__Aufgabe 1__: Übertrage aus den Einträgen exakt den Abschnitt, der mit dem Anfang der Einträge beginnt und mit der Zeile endet, die „q6-p1: （1）上图中共有种元素。 [50,655,870,684]“ enthält. Beide Enden gehören dazu.

__Vorliegender Text__:

________________________

Anonym, Mittelitalien (Florenz ?), um 1500

Ansicht einer Stadt in hügeliger Landschaft, um 1510

Das Blatt weist eine interessante Kombination nördlicher und südlicher Stil- und Formelemente auf. So lässt die Stadtansicht eindeutig nordalpine Züge erkennen. Diese sind im späten 15. und frühen 16. Jahrhundert nicht nur in Deutschland und den Niederlanden, sondern auch wiederholt im Hintergrund von Gemälden italienischer Künstler nachweisbar. Die Vermittlung derartiger Formen dürfte durch Gemälde und Druckgraphiken erfolgt sein. Vergleichbar mit der Hamburger Lösung sind Stadtansichten auf Zeichnungen in dem sogenannten Raffael-Skizzenbuch („Libretto di Raffaello“) in Venedig.(Anm.1) Daher ist es nicht verwunderlich, dass sowohl Georg Ernst Harzen als auch die ersten Verwalter des Kabinetts die Zeichnung diesem Künstler zuschrieben.

________________________

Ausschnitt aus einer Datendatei

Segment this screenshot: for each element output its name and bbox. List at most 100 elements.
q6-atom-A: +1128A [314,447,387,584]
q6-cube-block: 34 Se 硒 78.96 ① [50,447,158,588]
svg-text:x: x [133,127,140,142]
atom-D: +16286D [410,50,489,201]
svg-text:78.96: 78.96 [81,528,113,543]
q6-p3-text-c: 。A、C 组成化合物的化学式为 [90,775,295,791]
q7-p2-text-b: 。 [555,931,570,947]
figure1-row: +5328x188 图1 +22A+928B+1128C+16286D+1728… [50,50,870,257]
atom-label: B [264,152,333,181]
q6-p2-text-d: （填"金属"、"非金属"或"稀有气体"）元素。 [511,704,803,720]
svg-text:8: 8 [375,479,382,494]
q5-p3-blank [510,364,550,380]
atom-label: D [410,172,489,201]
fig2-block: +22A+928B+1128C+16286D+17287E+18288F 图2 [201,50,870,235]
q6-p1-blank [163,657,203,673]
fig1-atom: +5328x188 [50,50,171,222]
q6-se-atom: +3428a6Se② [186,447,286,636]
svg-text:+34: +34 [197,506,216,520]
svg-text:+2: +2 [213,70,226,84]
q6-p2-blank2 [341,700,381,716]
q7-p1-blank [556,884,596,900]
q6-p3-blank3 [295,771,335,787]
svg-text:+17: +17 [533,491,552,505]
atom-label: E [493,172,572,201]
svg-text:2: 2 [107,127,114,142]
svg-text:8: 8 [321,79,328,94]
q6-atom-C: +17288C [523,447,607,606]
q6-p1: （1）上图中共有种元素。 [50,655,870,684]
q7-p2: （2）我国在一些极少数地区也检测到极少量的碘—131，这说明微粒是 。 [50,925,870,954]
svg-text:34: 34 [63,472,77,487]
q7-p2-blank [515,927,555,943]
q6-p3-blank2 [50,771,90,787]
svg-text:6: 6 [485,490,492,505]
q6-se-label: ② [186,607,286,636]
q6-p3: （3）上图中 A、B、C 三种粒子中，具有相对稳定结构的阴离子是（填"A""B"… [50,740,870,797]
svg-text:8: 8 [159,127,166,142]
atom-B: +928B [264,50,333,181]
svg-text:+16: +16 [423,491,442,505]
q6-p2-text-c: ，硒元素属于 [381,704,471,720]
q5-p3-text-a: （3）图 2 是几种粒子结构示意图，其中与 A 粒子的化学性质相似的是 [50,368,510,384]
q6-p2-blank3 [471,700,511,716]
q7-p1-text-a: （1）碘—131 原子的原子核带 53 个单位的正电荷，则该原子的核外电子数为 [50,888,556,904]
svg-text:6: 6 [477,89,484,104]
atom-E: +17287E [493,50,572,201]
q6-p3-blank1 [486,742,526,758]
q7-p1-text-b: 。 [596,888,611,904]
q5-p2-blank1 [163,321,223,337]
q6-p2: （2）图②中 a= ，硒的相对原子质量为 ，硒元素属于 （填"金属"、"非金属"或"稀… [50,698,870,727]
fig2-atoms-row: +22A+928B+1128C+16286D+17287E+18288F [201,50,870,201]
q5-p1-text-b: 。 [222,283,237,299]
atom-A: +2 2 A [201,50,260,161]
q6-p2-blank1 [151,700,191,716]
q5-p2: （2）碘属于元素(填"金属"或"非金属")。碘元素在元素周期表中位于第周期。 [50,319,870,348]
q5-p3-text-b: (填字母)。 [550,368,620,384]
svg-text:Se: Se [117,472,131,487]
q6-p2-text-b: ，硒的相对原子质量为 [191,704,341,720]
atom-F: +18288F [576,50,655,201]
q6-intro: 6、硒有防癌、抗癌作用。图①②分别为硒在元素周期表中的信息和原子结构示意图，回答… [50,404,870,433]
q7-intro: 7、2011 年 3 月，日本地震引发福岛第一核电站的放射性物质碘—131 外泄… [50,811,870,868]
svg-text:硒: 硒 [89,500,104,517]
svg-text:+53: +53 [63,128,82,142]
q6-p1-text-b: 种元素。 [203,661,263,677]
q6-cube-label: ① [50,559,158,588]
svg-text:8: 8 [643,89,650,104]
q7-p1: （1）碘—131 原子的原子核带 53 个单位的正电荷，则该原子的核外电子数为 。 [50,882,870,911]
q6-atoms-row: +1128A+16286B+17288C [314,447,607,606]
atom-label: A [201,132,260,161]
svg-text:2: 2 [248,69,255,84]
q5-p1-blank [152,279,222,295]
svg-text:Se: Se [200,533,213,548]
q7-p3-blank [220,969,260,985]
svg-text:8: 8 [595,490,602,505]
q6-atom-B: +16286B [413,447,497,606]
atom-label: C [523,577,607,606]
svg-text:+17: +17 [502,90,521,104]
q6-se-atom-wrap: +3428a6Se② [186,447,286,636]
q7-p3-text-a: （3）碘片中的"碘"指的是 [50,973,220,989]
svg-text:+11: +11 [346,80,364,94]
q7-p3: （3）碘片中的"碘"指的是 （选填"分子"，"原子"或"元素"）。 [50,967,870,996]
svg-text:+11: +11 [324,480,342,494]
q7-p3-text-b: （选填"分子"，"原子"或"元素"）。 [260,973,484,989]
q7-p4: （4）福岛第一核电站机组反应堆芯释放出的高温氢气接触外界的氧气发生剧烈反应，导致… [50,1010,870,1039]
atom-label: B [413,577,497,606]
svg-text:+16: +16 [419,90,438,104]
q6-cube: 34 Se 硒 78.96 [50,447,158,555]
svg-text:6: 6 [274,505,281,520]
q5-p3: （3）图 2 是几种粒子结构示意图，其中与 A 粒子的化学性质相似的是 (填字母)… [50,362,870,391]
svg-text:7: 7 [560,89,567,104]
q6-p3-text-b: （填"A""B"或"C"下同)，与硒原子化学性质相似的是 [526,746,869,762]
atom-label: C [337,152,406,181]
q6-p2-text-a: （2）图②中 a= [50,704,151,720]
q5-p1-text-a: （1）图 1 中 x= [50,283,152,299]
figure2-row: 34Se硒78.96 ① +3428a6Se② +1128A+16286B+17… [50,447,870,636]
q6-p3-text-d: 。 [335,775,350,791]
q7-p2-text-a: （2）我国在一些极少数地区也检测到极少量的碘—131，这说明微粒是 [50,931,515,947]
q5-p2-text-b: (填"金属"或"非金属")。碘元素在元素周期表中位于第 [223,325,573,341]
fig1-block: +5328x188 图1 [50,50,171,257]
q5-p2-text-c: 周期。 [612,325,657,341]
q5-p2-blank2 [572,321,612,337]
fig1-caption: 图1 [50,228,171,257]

________________________

__Aufgabe 2__: Gib aus dem Text über die Stadtansicht den Abschnitt wörtlich wieder, der mit den Worten „Anonym, Mittelitalien (Florenz“ beginnt und mit „diesem Künstler zuschrieben.“ endet.

__Ergebnis 1__:
Segment this screenshot: for each element output its name and bbox. List at most 100 elements.
q6-atom-A: +1128A [314,447,387,584]
q6-cube-block: 34 Se 硒 78.96 ① [50,447,158,588]
svg-text:x: x [133,127,140,142]
atom-D: +16286D [410,50,489,201]
svg-text:78.96: 78.96 [81,528,113,543]
q6-p3-text-c: 。A、C 组成化合物的化学式为 [90,775,295,791]
q7-p2-text-b: 。 [555,931,570,947]
figure1-row: +5328x188 图1 +22A+928B+1128C+16286D+1728… [50,50,870,257]
atom-label: B [264,152,333,181]
q6-p2-text-d: （填"金属"、"非金属"或"稀有气体"）元素。 [511,704,803,720]
svg-text:8: 8 [375,479,382,494]
q5-p3-blank [510,364,550,380]
atom-label: D [410,172,489,201]
fig2-block: +22A+928B+1128C+16286D+17287E+18288F 图2 [201,50,870,235]
q6-p1-blank [163,657,203,673]
fig1-atom: +5328x188 [50,50,171,222]
q6-se-atom: +3428a6Se② [186,447,286,636]
svg-text:+34: +34 [197,506,216,520]
svg-text:+2: +2 [213,70,226,84]
q6-p2-blank2 [341,700,381,716]
q7-p1-blank [556,884,596,900]
q6-p3-blank3 [295,771,335,787]
svg-text:+17: +17 [533,491,552,505]
atom-label: E [493,172,572,201]
svg-text:2: 2 [107,127,114,142]
svg-text:8: 8 [321,79,328,94]
q6-atom-C: +17288C [523,447,607,606]
q6-p1: （1）上图中共有种元素。 [50,655,870,684]

__Ergebnis 2__:
Anonym, Mittelitalien (Florenz ?), um 1500

Ansicht einer Stadt in hügeliger Landschaft, um 1510

Das Blatt weist eine interessante Kombination nördlicher und südlicher Stil- und Formelemente auf. So lässt die Stadtansicht eindeutig nordalpine Züge erkennen. Diese sind im späten 15. und frühen 16. Jahrhundert nicht nur in Deutschland und den Niederlanden, sondern auch wiederholt im Hintergrund von Gemälden italienischer Künstler nachweisbar. Die Vermittlung derartiger Formen dürfte durch Gemälde und Druckgraphiken erfolgt sein. Vergleichbar mit der Hamburger Lösung sind Stadtansichten auf Zeichnungen in dem sogenannten Raffael-Skizzenbuch („Libretto di Raffaello“) in Venedig.(Anm.1) Daher ist es nicht verwunderlich, dass sowohl Georg Ernst Harzen als auch die ersten Verwalter des Kabinetts die Zeichnung diesem Künstler zuschrieben.